Element and coordinate records:

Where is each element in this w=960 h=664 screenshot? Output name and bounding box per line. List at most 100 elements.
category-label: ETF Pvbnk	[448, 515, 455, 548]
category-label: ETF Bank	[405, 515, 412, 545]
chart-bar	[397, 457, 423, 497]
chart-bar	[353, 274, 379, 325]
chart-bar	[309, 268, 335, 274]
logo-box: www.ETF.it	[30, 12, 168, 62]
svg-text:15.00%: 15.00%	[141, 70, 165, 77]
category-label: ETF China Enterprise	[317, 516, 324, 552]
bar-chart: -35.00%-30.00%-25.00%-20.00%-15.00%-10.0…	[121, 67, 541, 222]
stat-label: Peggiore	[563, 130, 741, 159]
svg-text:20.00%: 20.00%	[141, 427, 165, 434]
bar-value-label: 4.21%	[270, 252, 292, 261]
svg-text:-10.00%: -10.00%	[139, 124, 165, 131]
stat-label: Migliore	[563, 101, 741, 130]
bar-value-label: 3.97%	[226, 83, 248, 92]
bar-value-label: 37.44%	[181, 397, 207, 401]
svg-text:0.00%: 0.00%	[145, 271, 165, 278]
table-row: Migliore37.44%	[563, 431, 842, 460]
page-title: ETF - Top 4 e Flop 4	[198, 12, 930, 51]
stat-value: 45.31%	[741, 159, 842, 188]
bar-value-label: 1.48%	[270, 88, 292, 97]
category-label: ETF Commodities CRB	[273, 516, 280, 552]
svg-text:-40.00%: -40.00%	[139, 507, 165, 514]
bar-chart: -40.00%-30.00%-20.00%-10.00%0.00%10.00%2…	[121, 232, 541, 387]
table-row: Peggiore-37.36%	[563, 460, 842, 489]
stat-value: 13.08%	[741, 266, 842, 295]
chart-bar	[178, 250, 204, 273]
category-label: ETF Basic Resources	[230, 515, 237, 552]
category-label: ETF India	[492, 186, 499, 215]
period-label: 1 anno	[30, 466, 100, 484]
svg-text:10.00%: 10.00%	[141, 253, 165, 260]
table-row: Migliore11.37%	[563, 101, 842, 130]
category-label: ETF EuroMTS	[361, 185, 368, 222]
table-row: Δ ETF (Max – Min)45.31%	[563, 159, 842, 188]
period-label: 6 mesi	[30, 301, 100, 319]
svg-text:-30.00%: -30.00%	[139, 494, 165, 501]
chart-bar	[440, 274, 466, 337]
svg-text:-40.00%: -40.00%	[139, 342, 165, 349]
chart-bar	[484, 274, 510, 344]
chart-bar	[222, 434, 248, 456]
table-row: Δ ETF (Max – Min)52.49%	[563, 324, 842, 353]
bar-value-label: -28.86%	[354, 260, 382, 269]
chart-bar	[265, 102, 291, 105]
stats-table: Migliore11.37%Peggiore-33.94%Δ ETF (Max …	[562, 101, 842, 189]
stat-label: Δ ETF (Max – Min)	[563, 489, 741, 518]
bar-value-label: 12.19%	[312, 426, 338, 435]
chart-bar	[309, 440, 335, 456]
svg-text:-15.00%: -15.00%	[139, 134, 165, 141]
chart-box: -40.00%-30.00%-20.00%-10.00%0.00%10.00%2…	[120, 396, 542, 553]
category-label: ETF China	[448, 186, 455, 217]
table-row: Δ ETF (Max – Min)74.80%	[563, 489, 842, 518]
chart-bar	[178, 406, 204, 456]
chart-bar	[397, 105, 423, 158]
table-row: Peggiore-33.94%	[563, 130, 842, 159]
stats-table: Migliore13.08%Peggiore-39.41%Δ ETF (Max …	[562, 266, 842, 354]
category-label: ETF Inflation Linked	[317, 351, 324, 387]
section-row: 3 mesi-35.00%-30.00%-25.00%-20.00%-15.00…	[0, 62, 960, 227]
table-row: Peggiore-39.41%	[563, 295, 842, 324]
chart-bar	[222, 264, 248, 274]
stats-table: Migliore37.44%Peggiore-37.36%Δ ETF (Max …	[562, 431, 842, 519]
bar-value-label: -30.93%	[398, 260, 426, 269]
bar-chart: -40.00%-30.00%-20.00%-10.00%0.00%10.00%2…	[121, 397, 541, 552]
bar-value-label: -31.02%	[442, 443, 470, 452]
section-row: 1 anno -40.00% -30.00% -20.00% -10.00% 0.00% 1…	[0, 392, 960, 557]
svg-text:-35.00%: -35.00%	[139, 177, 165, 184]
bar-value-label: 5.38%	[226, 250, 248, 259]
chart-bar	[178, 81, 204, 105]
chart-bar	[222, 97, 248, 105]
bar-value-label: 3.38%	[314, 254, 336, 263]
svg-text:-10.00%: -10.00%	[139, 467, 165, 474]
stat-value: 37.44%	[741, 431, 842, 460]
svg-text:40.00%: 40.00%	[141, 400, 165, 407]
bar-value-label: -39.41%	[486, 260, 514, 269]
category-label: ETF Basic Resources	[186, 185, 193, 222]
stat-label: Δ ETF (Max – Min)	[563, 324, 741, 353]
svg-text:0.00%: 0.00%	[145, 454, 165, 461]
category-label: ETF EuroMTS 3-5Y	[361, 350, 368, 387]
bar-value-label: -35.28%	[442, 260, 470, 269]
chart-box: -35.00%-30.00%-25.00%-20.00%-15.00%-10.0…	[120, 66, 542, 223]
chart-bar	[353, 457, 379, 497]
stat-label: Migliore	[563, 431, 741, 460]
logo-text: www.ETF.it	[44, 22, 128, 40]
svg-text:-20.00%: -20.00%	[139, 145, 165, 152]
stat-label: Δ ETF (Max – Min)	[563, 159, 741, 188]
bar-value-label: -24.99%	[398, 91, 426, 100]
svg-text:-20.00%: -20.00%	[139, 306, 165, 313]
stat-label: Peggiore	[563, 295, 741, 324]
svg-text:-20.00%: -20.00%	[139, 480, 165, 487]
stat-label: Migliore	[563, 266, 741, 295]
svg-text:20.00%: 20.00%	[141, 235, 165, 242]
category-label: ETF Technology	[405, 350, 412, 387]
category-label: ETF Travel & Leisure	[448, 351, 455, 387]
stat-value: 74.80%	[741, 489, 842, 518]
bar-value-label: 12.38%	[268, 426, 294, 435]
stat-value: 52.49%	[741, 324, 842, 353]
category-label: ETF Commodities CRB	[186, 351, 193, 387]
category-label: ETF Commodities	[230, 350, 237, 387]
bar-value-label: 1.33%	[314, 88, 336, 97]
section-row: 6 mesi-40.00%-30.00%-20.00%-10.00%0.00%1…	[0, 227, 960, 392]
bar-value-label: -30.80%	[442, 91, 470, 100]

Exercise aim
Reproduce the records word for word from their first line through the line containing "516, 324, 552]", with that line included.

Exercise answer
Where is each element in this w=960 h=664 screenshot? Output name and bounding box per line. List at most 100 elements.
category-label: ETF Pvbnk	[448, 515, 455, 548]
category-label: ETF Bank	[405, 515, 412, 545]
chart-bar	[397, 457, 423, 497]
chart-bar	[353, 274, 379, 325]
chart-bar	[309, 268, 335, 274]
logo-box: www.ETF.it	[30, 12, 168, 62]
svg-text:15.00%: 15.00%	[141, 70, 165, 77]
category-label: ETF China Enterprise	[317, 516, 324, 552]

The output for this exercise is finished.